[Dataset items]

□ □ □ □ □

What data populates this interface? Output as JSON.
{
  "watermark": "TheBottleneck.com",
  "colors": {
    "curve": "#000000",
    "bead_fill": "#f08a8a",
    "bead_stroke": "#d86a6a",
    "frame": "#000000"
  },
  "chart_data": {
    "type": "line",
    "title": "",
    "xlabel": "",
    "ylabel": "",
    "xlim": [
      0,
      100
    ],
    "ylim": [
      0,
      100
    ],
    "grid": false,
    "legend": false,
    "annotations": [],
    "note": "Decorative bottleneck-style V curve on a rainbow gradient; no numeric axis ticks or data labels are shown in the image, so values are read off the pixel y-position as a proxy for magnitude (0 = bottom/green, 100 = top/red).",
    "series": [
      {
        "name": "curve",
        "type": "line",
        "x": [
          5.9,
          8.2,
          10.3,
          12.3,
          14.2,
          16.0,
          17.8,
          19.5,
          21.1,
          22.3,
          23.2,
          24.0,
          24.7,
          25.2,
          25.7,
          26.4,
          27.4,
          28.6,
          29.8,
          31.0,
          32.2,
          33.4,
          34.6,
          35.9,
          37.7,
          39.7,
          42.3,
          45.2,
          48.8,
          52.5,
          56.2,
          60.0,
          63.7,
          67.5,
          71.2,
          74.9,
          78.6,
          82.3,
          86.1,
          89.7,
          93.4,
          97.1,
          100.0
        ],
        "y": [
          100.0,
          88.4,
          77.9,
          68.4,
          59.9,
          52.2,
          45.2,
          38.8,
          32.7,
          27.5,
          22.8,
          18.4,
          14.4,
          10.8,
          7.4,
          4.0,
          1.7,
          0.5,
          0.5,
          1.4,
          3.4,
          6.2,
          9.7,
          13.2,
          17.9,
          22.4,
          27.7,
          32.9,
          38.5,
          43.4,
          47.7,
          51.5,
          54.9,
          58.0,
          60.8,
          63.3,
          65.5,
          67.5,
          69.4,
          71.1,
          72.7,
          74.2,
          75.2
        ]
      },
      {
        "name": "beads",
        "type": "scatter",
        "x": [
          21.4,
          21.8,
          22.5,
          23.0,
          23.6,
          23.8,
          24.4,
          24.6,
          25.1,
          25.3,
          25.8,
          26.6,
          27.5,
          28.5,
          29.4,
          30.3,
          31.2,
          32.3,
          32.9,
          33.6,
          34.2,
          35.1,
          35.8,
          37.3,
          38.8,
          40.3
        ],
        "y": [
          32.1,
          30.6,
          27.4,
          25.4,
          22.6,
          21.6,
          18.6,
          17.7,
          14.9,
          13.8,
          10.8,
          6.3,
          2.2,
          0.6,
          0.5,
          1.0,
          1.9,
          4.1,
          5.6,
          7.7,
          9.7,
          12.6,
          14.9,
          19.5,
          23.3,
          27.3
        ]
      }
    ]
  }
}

□ □ □ □ □

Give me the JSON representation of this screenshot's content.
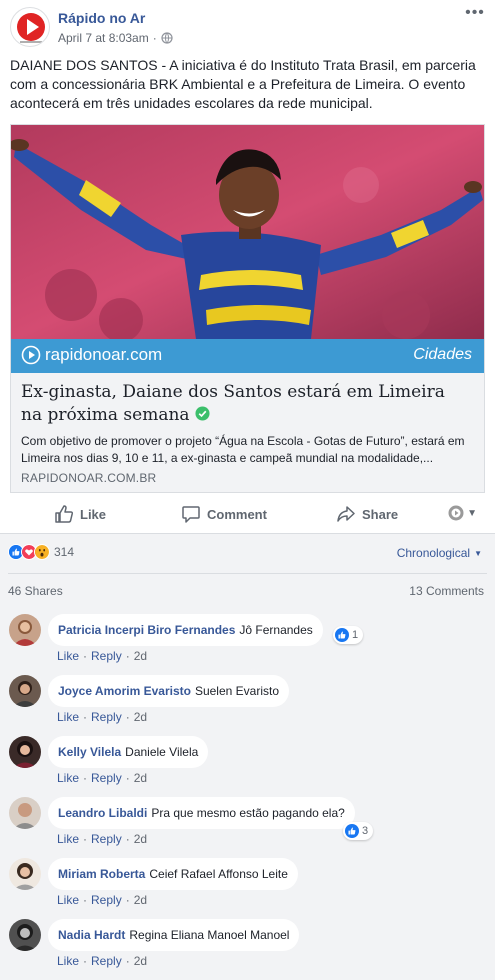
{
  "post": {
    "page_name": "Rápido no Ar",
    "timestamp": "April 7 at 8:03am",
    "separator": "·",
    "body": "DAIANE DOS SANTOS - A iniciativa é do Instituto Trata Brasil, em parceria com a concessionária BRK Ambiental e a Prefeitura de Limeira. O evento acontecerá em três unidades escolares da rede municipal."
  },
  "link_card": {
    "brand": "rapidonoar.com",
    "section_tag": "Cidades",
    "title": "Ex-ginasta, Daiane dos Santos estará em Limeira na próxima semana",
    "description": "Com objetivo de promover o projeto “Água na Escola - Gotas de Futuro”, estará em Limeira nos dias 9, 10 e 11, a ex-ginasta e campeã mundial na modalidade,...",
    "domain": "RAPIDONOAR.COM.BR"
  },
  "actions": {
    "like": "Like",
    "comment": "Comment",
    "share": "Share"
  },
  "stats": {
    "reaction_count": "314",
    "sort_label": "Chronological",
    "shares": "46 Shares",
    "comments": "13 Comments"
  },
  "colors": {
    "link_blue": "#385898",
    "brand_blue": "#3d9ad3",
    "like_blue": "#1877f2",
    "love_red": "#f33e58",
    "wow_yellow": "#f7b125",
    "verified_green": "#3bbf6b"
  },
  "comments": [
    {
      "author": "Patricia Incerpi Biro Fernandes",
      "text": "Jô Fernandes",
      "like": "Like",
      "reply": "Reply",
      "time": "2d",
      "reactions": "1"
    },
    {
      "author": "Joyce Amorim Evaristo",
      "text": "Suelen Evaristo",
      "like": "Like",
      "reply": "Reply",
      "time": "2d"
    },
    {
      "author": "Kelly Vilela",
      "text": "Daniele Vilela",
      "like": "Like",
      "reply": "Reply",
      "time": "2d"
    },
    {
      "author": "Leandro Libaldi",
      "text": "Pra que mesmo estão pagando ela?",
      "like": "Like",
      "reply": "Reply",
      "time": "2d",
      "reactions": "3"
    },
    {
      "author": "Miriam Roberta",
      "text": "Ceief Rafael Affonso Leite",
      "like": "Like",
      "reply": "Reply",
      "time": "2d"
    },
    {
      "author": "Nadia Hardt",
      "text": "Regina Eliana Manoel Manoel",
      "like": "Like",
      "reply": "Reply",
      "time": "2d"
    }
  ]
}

□ □ □ □ □

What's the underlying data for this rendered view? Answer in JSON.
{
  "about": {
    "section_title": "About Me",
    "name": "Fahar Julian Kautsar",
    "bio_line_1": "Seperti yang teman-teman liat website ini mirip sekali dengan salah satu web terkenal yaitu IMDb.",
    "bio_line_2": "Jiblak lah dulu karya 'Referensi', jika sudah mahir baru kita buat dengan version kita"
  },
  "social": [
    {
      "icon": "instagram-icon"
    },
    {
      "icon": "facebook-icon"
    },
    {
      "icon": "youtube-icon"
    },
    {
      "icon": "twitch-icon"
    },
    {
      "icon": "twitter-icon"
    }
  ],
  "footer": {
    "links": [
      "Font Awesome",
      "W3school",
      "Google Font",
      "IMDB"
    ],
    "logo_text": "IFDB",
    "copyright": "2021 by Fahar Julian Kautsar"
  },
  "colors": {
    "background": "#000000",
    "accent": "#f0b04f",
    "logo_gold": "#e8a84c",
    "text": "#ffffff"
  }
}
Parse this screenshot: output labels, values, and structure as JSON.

□ □ □ □ □

EXERCISE AIM:
Above are the entries. Output exactly the lines beginning with the line that has "What's the underlying" and ending with the line that has "Parse this screenshot: output".

REPLY TO THE EXERCISE:
What's the underlying data for this rendered view? Answer in JSON.
{
  "about": {
    "section_title": "About Me",
    "name": "Fahar Julian Kautsar",
    "bio_line_1": "Seperti yang teman-teman liat website ini mirip sekali dengan salah satu web terkenal yaitu IMDb.",
    "bio_line_2": "Jiblak lah dulu karya 'Referensi', jika sudah mahir baru kita buat dengan version kita"
  },
  "social": [
    {
      "icon": "instagram-icon"
    },
    {
      "icon": "facebook-icon"
    },
    {
      "icon": "youtube-icon"
    },
    {
      "icon": "twitch-icon"
    },
    {
      "icon": "twitter-icon"
    }
  ],
  "footer": {
    "links": [
      "Font Awesome",
      "W3school",
      "Google Font",
      "IMDB"
    ],
    "logo_text": "IFDB",
    "copyright": "2021 by Fahar Julian Kautsar"
  },
  "colors": {
    "background": "#000000",
    "accent": "#f0b04f",
    "logo_gold": "#e8a84c",
    "text": "#ffffff"
  }
}
Parse this screenshot: output labels, values, and structure as JSON.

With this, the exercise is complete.